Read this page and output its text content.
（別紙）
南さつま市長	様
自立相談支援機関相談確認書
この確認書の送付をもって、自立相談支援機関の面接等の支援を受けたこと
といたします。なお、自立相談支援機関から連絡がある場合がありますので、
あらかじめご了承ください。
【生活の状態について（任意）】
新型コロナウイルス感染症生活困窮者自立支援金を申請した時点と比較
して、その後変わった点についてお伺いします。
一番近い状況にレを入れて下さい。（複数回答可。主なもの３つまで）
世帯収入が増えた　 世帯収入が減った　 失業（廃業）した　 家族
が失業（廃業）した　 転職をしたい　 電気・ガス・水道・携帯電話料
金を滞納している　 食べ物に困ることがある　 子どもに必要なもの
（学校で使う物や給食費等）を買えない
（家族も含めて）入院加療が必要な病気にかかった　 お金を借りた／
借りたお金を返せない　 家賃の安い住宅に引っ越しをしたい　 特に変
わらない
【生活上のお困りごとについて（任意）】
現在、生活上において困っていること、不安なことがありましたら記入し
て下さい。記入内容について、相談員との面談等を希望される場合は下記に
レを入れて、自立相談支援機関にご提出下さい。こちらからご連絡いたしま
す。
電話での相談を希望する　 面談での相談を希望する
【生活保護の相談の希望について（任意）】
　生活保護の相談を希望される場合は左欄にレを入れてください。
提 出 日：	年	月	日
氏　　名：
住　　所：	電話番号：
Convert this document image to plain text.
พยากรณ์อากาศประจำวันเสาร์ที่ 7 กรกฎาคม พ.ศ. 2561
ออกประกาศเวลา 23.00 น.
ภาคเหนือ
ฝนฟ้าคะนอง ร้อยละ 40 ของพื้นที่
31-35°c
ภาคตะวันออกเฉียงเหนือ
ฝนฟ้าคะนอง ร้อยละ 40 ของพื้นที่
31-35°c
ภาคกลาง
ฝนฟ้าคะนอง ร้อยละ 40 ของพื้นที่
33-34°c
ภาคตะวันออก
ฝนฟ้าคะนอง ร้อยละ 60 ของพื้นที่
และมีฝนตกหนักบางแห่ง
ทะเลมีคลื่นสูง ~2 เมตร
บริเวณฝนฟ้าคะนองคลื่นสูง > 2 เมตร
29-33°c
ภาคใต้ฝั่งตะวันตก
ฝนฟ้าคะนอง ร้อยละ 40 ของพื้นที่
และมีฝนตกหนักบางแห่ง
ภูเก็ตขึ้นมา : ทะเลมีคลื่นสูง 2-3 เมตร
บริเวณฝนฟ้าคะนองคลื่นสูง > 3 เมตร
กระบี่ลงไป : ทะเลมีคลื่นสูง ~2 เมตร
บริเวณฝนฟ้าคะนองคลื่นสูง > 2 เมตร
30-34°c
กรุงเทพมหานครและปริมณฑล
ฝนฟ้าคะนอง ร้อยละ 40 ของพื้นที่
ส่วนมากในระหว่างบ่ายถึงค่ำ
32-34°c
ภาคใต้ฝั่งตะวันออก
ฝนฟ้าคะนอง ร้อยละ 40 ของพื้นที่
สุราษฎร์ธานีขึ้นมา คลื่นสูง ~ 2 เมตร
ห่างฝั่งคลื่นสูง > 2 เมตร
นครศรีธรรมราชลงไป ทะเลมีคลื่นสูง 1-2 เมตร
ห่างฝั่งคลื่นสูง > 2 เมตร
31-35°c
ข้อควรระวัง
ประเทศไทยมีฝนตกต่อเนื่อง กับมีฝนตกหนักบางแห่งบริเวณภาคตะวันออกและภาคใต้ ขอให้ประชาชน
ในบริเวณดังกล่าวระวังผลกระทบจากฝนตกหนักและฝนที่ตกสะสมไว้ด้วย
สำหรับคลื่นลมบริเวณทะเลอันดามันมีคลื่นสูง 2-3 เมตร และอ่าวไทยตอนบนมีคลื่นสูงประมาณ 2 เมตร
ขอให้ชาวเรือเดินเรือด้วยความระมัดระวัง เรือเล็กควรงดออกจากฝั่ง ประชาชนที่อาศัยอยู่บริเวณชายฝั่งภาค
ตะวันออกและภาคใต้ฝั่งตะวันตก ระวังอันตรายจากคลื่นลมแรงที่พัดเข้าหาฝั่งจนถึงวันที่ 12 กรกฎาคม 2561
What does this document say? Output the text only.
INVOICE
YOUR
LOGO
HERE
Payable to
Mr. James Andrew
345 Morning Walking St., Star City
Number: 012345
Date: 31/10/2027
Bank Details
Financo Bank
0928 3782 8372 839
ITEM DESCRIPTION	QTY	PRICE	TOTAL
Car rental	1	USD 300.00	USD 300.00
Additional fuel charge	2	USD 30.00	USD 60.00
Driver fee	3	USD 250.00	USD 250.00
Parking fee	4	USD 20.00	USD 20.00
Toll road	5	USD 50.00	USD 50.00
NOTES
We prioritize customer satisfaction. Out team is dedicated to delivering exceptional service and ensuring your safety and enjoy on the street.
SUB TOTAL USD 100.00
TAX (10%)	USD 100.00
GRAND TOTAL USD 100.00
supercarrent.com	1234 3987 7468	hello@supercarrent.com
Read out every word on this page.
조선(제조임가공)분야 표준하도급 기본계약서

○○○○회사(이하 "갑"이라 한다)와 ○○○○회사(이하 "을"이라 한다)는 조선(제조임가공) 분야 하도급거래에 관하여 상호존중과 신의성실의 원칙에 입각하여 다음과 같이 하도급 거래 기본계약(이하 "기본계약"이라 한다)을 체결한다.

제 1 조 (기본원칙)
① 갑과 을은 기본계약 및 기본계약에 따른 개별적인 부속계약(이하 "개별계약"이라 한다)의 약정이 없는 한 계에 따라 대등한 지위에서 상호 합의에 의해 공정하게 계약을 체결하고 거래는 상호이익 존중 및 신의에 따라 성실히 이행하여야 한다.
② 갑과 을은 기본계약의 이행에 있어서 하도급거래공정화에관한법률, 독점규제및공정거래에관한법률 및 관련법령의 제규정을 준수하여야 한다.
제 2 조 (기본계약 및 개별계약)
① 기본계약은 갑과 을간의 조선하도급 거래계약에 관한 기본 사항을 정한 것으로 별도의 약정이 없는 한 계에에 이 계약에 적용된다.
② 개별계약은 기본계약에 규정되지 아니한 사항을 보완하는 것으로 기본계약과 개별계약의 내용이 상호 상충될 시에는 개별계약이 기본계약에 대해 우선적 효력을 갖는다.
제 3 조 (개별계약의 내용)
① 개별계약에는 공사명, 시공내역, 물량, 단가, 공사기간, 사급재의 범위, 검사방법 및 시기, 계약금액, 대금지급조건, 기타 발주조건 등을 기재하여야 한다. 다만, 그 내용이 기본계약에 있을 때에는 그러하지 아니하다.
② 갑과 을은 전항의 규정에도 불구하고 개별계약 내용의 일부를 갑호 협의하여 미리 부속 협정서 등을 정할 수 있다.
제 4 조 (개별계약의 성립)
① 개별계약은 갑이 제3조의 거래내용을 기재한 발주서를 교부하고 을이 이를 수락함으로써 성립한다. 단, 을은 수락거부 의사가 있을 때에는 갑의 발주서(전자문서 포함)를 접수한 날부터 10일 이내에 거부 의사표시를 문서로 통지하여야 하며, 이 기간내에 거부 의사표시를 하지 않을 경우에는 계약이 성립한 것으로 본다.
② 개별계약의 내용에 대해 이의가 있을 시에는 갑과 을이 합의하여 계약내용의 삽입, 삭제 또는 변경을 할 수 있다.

++++++

Write the data back out verbatim.

Read this page and output its text content.
（別紙）
南さつま市長	様
自立相談支援機関相談確認書
この確認書の送付をもって、自立相談支援機関の面接等の支援を受けたこと
といたします。なお、自立相談支援機関から連絡がある場合がありますので、
あらかじめご了承ください。
【生活の状態について（任意）】
新型コロナウイルス感染症生活困窮者自立支援金を申請した時点と比較
して、その後変わった点についてお伺いします。
一番近い状況にレを入れて下さい。（複数回答可。主なもの３つまで）
世帯収入が増えた　 世帯収入が減った　 失業（廃業）した　 家族
が失業（廃業）した　 転職をしたい　 電気・ガス・水道・携帯電話料
金を滞納している　 食べ物に困ることがある　 子どもに必要なもの
（学校で使う物や給食費等）を買えない
（家族も含めて）入院加療が必要な病気にかかった　 お金を借りた／
借りたお金を返せない　 家賃の安い住宅に引っ越しをしたい　 特に変
わらない
【生活上のお困りごとについて（任意）】
現在、生活上において困っていること、不安なことがありましたら記入し
て下さい。記入内容について、相談員との面談等を希望される場合は下記に
レを入れて、自立相談支援機関にご提出下さい。こちらからご連絡いたしま
す。
電話での相談を希望する　 面談での相談を希望する
【生活保護の相談の希望について（任意）】
　生活保護の相談を希望される場合は左欄にレを入れてください。
提 出 日：	年	月	日
氏　　名：
住　　所：	電話番号：
Convert this document image to plain text.
พยากรณ์อากาศประจำวันเสาร์ที่ 7 กรกฎาคม พ.ศ. 2561
ออกประกาศเวลา 23.00 น.
ภาคเหนือ
ฝนฟ้าคะนอง ร้อยละ 40 ของพื้นที่
31-35°c
ภาคตะวันออกเฉียงเหนือ
ฝนฟ้าคะนอง ร้อยละ 40 ของพื้นที่
31-35°c
ภาคกลาง
ฝนฟ้าคะนอง ร้อยละ 40 ของพื้นที่
33-34°c
ภาคตะวันออก
ฝนฟ้าคะนอง ร้อยละ 60 ของพื้นที่
และมีฝนตกหนักบางแห่ง
ทะเลมีคลื่นสูง ~2 เมตร
บริเวณฝนฟ้าคะนองคลื่นสูง > 2 เมตร
29-33°c
ภาคใต้ฝั่งตะวันตก
ฝนฟ้าคะนอง ร้อยละ 40 ของพื้นที่
และมีฝนตกหนักบางแห่ง
ภูเก็ตขึ้นมา : ทะเลมีคลื่นสูง 2-3 เมตร
บริเวณฝนฟ้าคะนองคลื่นสูง > 3 เมตร
กระบี่ลงไป : ทะเลมีคลื่นสูง ~2 เมตร
บริเวณฝนฟ้าคะนองคลื่นสูง > 2 เมตร
30-34°c
กรุงเทพมหานครและปริมณฑล
ฝนฟ้าคะนอง ร้อยละ 40 ของพื้นที่
ส่วนมากในระหว่างบ่ายถึงค่ำ
32-34°c
ภาคใต้ฝั่งตะวันออก
ฝนฟ้าคะนอง ร้อยละ 40 ของพื้นที่
สุราษฎร์ธานีขึ้นมา คลื่นสูง ~ 2 เมตร
ห่างฝั่งคลื่นสูง > 2 เมตร
นครศรีธรรมราชลงไป ทะเลมีคลื่นสูง 1-2 เมตร
ห่างฝั่งคลื่นสูง > 2 เมตร
31-35°c
ข้อควรระวัง
ประเทศไทยมีฝนตกต่อเนื่อง กับมีฝนตกหนักบางแห่งบริเวณภาคตะวันออกและภาคใต้ ขอให้ประชาชน
ในบริเวณดังกล่าวระวังผลกระทบจากฝนตกหนักและฝนที่ตกสะสมไว้ด้วย
สำหรับคลื่นลมบริเวณทะเลอันดามันมีคลื่นสูง 2-3 เมตร และอ่าวไทยตอนบนมีคลื่นสูงประมาณ 2 เมตร
ขอให้ชาวเรือเดินเรือด้วยความระมัดระวัง เรือเล็กควรงดออกจากฝั่ง ประชาชนที่อาศัยอยู่บริเวณชายฝั่งภาค
ตะวันออกและภาคใต้ฝั่งตะวันตก ระวังอันตรายจากคลื่นลมแรงที่พัดเข้าหาฝั่งจนถึงวันที่ 12 กรกฎาคม 2561
What does this document say? Output the text only.
INVOICE
YOUR
LOGO
HERE
Payable to
Mr. James Andrew
345 Morning Walking St., Star City
Number: 012345
Date: 31/10/2027
Bank Details
Financo Bank
0928 3782 8372 839
ITEM DESCRIPTION	QTY	PRICE	TOTAL
Car rental	1	USD 300.00	USD 300.00
Additional fuel charge	2	USD 30.00	USD 60.00
Driver fee	3	USD 250.00	USD 250.00
Parking fee	4	USD 20.00	USD 20.00
Toll road	5	USD 50.00	USD 50.00
NOTES
We prioritize customer satisfaction. Out team is dedicated to delivering exceptional service and ensuring your safety and enjoy on the street.
SUB TOTAL USD 100.00
TAX (10%)	USD 100.00
GRAND TOTAL USD 100.00
supercarrent.com	1234 3987 7468	hello@supercarrent.com
Read out every word on this page.
조선(제조임가공)분야 표준하도급 기본계약서

○○○○회사(이하 "갑"이라 한다)와 ○○○○회사(이하 "을"이라 한다)는 조선(제조임가공) 분야 하도급거래에 관하여 상호존중과 신의성실의 원칙에 입각하여 다음과 같이 하도급 거래 기본계약(이하 "기본계약"이라 한다)을 체결한다.

제 1 조 (기본원칙)
① 갑과 을은 기본계약 및 기본계약에 따른 개별적인 부속계약(이하 "개별계약"이라 한다)의 약정이 없는 한 계에 따라 대등한 지위에서 상호 합의에 의해 공정하게 계약을 체결하고 거래는 상호이익 존중 및 신의에 따라 성실히 이행하여야 한다.
② 갑과 을은 기본계약의 이행에 있어서 하도급거래공정화에관한법률, 독점규제및공정거래에관한법률 및 관련법령의 제규정을 준수하여야 한다.
제 2 조 (기본계약 및 개별계약)
① 기본계약은 갑과 을간의 조선하도급 거래계약에 관한 기본 사항을 정한 것으로 별도의 약정이 없는 한 계에에 이 계약에 적용된다.
② 개별계약은 기본계약에 규정되지 아니한 사항을 보완하는 것으로 기본계약과 개별계약의 내용이 상호 상충될 시에는 개별계약이 기본계약에 대해 우선적 효력을 갖는다.
제 3 조 (개별계약의 내용)
① 개별계약에는 공사명, 시공내역, 물량, 단가, 공사기간, 사급재의 범위, 검사방법 및 시기, 계약금액, 대금지급조건, 기타 발주조건 등을 기재하여야 한다. 다만, 그 내용이 기본계약에 있을 때에는 그러하지 아니하다.
② 갑과 을은 전항의 규정에도 불구하고 개별계약 내용의 일부를 갑호 협의하여 미리 부속 협정서 등을 정할 수 있다.
제 4 조 (개별계약의 성립)
① 개별계약은 갑이 제3조의 거래내용을 기재한 발주서를 교부하고 을이 이를 수락함으로써 성립한다. 단, 을은 수락거부 의사가 있을 때에는 갑의 발주서(전자문서 포함)를 접수한 날부터 10일 이내에 거부 의사표시를 문서로 통지하여야 하며, 이 기간내에 거부 의사표시를 하지 않을 경우에는 계약이 성립한 것으로 본다.
② 개별계약의 내용에 대해 이의가 있을 시에는 갑과 을이 합의하여 계약내용의 삽입, 삭제 또는 변경을 할 수 있다.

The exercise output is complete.